DO THIS: Find every line with "arrow" in it, then report how many there are and nothing more.

--- RECORDED DATA ---

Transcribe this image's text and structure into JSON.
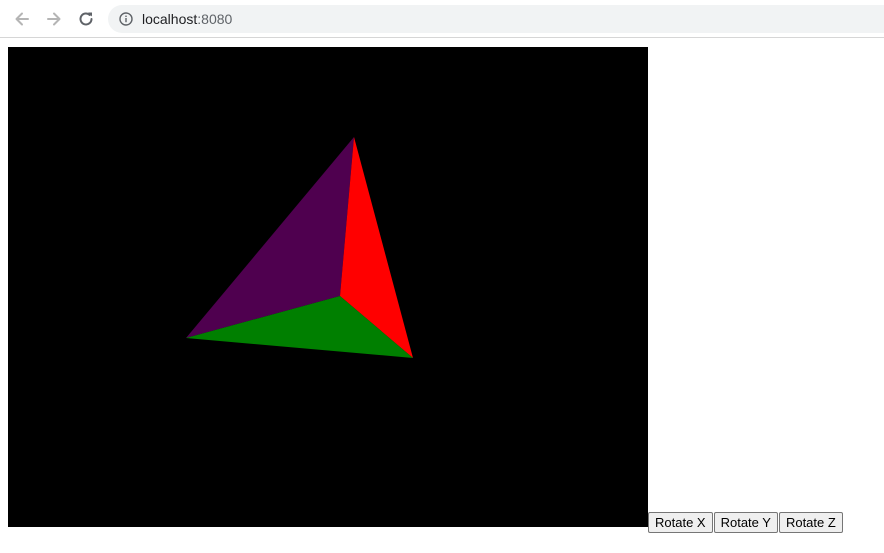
{
  "browser": {
    "url_host": "localhost",
    "url_port": ":8080"
  },
  "icons": {
    "back": "arrow-left-icon",
    "forward": "arrow-right-icon",
    "reload": "reload-icon",
    "info": "info-icon"
  },
  "scene": {
    "background": "#000000",
    "faces": [
      {
        "name": "left-face",
        "color": "#4f004f"
      },
      {
        "name": "right-face",
        "color": "#ff0000"
      },
      {
        "name": "bottom-face",
        "color": "#007f00"
      }
    ]
  },
  "controls": {
    "rotate_x": "Rotate X",
    "rotate_y": "Rotate Y",
    "rotate_z": "Rotate Z"
  }
}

---

TASK RESPONSE: 2